• Problem to work on:
Locate and copy each line in the data that contains the word "this".

>> begin Extracted entries

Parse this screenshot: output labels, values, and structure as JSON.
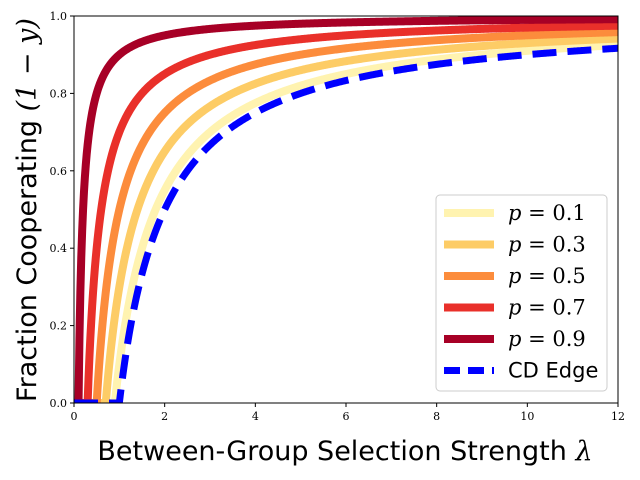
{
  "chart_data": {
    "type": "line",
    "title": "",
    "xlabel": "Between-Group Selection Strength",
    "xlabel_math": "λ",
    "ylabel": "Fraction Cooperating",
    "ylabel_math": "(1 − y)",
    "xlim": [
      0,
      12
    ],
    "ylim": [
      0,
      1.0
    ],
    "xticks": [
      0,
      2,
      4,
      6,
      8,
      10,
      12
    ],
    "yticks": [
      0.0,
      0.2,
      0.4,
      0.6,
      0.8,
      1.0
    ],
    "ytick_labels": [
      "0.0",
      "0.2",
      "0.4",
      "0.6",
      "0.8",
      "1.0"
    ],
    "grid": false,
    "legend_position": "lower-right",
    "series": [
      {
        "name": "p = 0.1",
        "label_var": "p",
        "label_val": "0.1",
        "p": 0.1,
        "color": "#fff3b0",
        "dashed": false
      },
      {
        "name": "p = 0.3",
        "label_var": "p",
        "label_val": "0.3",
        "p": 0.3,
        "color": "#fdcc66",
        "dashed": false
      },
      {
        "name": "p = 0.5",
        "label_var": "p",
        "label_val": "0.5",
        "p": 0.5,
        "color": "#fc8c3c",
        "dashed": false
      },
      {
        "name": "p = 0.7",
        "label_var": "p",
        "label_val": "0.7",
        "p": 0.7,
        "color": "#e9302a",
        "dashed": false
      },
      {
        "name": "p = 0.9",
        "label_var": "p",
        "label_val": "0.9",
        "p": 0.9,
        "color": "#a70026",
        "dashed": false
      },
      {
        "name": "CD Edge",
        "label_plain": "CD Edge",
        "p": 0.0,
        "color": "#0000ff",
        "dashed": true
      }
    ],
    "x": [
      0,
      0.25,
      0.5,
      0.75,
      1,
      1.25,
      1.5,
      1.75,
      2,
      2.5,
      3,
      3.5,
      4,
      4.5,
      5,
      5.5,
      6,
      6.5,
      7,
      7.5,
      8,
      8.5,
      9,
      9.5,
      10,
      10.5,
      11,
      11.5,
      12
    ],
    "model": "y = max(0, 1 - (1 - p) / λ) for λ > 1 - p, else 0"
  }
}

>> end Extracted entries
>> begin Extracted entries

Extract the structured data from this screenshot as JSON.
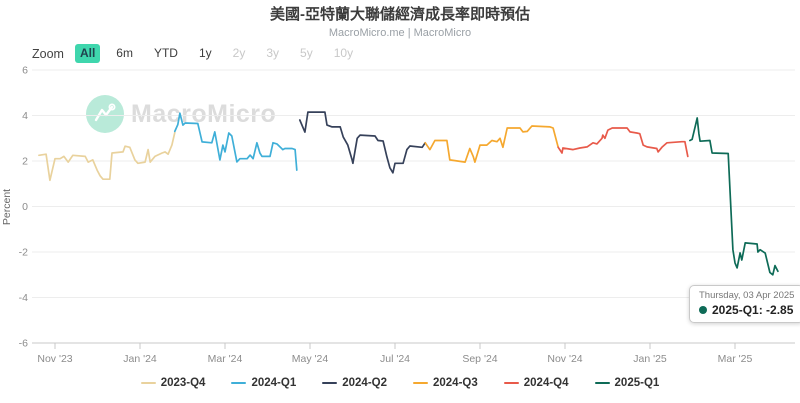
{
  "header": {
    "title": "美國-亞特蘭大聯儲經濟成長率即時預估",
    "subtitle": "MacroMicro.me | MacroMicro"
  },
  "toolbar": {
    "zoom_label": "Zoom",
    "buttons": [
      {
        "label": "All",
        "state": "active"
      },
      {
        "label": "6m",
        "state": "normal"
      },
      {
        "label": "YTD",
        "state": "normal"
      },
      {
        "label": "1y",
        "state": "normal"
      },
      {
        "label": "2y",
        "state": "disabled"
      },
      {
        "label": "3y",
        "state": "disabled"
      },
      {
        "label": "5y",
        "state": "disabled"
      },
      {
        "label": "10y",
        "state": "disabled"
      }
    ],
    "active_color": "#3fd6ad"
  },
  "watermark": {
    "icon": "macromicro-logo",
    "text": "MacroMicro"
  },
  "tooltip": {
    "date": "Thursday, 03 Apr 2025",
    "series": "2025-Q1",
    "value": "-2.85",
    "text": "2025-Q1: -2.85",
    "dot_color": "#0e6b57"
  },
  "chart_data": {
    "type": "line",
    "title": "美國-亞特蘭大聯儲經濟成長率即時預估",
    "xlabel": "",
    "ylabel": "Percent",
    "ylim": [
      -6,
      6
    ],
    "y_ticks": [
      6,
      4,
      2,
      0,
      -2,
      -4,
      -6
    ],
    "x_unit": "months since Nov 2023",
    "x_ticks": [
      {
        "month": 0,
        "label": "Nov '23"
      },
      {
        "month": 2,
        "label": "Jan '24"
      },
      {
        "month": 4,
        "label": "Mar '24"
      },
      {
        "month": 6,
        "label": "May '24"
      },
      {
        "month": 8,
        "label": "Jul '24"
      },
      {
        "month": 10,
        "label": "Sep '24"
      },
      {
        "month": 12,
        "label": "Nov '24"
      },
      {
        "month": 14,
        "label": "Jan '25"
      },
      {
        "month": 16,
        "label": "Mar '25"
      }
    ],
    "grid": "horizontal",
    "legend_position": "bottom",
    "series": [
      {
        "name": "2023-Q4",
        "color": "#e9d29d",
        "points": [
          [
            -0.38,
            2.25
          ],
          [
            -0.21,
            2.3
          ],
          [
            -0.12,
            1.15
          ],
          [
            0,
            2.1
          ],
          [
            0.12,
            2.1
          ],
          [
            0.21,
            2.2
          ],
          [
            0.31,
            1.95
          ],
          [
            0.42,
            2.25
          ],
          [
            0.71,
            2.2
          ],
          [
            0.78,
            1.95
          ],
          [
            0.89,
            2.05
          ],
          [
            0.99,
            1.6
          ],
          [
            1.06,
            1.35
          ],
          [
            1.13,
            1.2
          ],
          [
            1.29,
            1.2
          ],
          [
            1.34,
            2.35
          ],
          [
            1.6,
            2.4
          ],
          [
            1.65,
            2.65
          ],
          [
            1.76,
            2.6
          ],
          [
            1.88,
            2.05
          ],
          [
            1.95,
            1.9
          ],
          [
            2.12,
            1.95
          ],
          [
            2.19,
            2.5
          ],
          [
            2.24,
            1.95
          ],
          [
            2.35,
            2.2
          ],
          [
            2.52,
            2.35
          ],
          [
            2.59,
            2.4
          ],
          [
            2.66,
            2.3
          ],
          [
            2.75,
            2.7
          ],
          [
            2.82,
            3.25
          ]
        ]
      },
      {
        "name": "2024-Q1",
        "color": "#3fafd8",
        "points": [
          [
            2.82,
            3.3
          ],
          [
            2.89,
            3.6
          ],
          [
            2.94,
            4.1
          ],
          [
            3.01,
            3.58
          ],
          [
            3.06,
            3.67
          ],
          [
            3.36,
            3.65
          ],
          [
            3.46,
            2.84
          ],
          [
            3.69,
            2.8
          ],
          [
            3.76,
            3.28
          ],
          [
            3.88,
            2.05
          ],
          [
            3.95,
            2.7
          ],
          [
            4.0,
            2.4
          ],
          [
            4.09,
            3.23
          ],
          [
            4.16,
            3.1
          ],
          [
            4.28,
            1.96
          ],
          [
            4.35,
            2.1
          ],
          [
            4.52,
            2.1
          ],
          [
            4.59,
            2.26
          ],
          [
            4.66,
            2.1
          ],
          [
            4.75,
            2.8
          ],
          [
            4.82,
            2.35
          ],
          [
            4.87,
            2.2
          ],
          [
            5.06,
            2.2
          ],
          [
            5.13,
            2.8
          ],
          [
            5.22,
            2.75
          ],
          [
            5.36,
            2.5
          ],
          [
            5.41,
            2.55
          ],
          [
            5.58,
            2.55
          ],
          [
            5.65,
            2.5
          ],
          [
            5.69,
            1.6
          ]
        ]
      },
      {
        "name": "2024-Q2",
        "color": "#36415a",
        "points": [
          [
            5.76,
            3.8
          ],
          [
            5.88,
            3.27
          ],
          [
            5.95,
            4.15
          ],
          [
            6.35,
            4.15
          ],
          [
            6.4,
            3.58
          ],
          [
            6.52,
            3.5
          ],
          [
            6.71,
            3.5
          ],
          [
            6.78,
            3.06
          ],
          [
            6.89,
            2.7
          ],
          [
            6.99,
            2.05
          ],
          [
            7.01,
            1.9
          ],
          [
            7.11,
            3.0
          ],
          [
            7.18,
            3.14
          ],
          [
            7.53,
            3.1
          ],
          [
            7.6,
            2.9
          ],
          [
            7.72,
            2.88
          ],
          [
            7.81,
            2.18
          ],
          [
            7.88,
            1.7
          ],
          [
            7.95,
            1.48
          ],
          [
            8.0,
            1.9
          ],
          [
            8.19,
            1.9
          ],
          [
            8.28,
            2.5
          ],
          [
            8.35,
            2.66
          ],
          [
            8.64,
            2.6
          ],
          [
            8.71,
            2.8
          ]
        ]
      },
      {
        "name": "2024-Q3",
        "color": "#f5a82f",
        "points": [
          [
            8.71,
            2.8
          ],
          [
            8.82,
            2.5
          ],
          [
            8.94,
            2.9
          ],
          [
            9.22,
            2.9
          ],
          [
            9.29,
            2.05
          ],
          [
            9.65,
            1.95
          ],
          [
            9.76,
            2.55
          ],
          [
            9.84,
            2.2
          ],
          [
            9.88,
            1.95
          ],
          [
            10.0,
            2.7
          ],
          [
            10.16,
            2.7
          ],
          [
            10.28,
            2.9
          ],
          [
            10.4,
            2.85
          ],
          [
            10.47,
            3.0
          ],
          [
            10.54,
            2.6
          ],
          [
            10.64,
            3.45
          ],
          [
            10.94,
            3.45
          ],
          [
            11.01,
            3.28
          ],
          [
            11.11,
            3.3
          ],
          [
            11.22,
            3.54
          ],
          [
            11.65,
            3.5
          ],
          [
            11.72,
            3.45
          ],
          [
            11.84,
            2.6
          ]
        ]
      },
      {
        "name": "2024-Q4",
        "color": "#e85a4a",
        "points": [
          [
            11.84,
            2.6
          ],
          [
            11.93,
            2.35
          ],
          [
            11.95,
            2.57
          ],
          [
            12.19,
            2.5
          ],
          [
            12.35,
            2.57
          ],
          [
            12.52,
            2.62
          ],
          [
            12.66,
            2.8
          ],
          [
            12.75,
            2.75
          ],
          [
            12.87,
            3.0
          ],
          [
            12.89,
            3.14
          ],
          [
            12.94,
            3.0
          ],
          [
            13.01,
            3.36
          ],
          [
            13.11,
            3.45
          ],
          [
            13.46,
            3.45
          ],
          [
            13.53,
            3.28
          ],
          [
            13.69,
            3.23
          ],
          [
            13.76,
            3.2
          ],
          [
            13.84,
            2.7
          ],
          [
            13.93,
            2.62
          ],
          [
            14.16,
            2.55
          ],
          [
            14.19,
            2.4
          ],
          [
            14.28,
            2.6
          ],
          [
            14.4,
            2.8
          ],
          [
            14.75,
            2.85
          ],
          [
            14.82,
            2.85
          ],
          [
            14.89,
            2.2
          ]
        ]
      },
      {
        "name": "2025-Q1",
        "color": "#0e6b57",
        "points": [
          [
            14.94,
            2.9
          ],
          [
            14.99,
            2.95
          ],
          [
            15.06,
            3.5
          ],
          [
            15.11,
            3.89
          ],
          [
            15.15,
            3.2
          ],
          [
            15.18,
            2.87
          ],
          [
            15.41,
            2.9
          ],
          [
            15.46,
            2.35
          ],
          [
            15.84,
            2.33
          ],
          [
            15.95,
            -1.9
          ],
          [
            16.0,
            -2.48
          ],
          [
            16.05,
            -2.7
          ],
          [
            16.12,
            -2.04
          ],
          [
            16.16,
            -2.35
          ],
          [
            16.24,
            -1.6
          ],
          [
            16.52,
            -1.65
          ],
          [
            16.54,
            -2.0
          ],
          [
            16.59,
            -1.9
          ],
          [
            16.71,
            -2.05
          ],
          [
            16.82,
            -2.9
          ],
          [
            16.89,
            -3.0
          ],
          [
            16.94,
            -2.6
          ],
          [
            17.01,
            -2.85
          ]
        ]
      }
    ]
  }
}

>> end Extracted entries
>> begin Extracted entries

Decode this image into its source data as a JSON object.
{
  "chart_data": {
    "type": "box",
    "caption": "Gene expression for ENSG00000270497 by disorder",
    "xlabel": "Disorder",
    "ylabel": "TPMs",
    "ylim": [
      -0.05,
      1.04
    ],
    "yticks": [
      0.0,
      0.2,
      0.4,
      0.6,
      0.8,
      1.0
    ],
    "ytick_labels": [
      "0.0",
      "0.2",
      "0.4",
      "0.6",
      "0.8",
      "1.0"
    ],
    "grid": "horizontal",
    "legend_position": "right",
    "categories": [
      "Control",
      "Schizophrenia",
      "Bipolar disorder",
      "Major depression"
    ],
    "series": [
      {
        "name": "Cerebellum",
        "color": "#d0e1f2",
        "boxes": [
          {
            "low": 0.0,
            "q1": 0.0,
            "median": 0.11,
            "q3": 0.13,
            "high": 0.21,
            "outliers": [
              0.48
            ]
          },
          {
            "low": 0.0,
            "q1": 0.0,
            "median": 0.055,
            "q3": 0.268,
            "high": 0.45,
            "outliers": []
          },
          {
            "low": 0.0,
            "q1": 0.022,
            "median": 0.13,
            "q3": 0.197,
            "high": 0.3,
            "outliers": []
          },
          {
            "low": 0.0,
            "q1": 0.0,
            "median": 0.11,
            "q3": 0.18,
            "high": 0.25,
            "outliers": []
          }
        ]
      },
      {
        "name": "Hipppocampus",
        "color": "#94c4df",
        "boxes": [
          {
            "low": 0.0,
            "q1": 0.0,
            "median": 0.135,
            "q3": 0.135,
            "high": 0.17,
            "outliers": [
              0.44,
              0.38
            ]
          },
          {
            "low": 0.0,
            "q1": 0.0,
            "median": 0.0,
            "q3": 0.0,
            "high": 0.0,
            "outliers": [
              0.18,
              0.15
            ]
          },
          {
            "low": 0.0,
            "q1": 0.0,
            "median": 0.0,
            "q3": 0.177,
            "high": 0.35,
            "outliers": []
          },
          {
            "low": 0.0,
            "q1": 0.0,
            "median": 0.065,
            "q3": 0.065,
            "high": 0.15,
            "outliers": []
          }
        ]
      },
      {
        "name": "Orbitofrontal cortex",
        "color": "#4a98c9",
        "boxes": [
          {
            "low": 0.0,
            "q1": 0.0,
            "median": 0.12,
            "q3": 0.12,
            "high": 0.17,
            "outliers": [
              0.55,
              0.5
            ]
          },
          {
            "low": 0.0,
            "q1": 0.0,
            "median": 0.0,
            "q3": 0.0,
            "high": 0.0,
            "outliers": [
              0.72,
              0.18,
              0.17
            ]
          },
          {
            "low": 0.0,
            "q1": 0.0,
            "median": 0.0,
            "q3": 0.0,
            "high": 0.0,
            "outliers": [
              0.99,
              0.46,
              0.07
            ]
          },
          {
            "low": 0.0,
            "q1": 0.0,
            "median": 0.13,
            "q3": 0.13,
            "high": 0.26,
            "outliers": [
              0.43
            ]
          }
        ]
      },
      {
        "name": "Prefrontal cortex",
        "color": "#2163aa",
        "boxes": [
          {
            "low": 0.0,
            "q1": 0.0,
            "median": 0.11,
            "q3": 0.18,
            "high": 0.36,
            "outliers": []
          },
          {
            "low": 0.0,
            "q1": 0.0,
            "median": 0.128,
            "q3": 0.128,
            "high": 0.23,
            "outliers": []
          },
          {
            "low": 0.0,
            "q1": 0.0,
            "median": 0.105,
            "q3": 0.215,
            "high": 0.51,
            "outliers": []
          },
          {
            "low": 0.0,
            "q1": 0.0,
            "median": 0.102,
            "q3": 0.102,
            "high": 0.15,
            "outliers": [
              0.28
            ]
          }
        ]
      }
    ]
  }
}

>> end Extracted entries

• Task result:
Parse this screenshot: output labels, values, and structure as JSON.
Extract the structured data from this screenshot as JSON.
Decode this image into its source data as a JSON object.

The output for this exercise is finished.